## [Data for this exercise]

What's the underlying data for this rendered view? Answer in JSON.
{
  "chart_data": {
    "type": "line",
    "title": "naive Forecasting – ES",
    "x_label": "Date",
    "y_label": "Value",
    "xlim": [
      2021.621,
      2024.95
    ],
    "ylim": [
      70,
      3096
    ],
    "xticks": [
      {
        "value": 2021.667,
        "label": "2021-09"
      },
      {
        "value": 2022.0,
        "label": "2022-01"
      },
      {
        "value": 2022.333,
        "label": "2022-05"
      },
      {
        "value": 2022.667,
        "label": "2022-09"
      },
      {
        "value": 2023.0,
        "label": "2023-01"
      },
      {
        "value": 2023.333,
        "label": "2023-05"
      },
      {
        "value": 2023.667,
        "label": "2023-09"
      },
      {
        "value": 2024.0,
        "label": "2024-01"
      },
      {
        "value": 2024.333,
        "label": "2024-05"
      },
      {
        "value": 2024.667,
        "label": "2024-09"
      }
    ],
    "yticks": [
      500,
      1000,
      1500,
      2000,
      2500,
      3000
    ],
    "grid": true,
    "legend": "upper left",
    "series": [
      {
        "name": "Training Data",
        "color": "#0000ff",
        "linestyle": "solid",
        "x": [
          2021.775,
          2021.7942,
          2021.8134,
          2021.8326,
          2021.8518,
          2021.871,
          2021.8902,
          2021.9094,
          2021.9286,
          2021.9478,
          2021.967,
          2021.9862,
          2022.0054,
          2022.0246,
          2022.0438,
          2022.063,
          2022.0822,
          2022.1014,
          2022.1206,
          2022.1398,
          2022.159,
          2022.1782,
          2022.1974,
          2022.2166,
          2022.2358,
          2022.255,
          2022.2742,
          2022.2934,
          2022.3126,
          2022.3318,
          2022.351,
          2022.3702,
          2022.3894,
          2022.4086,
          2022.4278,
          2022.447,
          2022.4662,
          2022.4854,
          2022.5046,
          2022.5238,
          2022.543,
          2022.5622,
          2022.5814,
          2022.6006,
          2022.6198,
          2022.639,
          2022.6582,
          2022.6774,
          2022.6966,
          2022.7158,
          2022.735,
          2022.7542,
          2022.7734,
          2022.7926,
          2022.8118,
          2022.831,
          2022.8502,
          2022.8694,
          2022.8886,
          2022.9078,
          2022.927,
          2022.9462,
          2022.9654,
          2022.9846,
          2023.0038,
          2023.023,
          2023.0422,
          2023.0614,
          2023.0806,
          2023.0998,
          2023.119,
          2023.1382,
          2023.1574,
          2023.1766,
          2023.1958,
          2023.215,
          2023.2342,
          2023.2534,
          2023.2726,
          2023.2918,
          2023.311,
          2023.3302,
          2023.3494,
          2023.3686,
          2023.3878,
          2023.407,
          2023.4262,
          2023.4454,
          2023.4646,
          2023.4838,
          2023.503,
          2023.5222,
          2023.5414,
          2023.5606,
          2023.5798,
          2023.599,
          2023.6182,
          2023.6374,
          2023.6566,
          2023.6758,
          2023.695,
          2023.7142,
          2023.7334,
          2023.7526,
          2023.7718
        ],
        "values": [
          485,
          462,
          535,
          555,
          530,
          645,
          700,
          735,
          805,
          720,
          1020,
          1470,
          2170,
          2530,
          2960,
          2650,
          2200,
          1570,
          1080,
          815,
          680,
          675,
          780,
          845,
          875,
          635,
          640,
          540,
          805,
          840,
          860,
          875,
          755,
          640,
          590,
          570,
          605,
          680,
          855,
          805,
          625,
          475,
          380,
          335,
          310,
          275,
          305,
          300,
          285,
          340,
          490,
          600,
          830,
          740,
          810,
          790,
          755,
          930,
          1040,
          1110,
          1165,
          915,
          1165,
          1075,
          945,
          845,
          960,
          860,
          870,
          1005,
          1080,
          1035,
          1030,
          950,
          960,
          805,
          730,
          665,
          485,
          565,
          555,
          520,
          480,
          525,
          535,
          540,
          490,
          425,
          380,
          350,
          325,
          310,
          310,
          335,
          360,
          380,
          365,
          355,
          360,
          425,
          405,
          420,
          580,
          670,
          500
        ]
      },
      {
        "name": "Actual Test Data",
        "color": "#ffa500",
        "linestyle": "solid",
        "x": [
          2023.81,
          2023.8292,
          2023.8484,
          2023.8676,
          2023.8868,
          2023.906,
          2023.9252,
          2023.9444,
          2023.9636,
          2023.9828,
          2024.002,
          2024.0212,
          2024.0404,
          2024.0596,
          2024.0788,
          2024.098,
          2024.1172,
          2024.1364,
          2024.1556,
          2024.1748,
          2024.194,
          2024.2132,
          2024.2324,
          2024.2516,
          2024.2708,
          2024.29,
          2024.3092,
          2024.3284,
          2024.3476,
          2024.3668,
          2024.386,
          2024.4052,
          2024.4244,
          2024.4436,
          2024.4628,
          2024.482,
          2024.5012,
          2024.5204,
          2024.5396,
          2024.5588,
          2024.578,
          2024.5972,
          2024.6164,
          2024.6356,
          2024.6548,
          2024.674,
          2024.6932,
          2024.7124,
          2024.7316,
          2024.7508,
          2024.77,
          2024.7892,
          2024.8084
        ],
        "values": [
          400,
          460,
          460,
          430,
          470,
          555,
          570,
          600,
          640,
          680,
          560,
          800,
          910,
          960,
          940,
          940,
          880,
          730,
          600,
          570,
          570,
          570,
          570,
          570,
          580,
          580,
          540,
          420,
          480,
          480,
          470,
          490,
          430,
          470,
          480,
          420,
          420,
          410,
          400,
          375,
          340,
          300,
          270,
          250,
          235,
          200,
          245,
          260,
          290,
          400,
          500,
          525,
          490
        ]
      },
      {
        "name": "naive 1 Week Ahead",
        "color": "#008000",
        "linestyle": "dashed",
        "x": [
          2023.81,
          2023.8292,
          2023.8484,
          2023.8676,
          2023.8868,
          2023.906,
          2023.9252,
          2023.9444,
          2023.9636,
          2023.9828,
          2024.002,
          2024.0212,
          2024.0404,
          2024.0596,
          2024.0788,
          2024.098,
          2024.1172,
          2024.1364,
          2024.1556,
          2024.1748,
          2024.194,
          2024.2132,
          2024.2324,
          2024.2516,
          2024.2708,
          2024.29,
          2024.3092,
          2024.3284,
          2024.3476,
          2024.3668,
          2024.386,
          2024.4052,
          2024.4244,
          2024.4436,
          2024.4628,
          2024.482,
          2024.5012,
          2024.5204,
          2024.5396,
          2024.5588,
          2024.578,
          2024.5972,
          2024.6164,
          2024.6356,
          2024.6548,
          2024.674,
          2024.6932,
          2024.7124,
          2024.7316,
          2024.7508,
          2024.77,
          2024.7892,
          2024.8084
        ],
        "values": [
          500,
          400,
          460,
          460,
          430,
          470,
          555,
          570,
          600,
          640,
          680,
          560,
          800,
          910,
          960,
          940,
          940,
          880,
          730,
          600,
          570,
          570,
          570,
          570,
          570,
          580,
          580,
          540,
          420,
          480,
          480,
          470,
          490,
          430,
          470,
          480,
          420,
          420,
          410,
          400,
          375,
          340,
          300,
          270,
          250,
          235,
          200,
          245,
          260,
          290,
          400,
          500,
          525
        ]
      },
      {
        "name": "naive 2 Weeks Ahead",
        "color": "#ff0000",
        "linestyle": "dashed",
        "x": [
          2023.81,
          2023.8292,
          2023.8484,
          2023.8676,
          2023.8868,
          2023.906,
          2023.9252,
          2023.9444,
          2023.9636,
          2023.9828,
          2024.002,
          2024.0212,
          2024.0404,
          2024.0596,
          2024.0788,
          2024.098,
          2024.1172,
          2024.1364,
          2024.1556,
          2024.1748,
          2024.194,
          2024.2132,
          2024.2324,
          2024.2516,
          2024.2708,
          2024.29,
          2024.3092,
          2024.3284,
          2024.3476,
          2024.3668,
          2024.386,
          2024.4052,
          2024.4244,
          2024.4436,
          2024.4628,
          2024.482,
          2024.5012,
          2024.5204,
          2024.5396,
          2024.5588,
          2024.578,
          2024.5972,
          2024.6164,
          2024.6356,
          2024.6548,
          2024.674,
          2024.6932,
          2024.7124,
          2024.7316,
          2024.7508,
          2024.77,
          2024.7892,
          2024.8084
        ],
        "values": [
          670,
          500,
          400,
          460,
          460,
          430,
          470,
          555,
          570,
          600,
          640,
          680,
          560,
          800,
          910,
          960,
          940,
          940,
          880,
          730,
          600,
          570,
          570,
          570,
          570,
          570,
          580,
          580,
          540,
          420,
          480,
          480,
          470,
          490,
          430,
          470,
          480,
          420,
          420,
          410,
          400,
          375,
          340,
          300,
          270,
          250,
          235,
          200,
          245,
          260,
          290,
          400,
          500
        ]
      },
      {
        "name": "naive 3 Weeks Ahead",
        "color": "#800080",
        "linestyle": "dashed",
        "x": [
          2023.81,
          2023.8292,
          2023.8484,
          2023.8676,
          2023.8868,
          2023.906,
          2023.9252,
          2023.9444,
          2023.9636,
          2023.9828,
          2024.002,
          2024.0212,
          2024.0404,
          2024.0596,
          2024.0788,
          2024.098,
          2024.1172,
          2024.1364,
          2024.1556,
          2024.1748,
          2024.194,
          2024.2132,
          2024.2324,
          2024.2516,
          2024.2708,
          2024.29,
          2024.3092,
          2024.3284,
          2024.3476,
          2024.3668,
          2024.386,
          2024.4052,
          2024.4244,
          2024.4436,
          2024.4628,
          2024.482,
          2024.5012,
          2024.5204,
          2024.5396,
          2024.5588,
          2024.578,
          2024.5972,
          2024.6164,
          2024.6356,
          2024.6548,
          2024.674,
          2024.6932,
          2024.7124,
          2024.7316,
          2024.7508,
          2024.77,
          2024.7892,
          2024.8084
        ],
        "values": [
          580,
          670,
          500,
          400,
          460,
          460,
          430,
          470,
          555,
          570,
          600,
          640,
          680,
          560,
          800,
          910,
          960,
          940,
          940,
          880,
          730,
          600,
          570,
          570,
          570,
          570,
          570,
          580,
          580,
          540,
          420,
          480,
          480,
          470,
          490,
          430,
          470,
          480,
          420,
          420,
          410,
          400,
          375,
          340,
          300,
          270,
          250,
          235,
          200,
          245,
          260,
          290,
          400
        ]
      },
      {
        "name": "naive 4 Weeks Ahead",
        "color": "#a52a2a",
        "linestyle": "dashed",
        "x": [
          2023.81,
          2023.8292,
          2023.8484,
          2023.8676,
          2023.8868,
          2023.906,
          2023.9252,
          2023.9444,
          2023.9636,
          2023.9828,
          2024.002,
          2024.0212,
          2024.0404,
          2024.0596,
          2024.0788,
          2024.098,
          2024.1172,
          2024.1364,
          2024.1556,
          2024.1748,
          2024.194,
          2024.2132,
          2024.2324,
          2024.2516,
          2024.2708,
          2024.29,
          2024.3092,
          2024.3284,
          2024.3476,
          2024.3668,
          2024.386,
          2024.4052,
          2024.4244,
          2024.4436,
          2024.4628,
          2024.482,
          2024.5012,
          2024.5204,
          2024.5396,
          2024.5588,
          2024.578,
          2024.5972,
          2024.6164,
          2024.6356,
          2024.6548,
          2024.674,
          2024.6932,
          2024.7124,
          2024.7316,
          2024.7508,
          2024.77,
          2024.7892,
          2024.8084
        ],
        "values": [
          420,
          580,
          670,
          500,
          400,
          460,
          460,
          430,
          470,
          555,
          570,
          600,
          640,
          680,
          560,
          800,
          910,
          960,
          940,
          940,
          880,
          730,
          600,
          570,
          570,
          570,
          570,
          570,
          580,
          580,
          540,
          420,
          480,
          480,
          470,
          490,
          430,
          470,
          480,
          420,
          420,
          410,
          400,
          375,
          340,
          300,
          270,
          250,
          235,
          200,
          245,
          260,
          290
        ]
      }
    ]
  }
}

## [Instructions to follow]
Copy each line above that contains the string "color".

## [Exercise output]
        "color": "#0000ff",
        "color": "#ffa500",
        "color": "#008000",
        "color": "#ff0000",
        "color": "#800080",
        "color": "#a52a2a",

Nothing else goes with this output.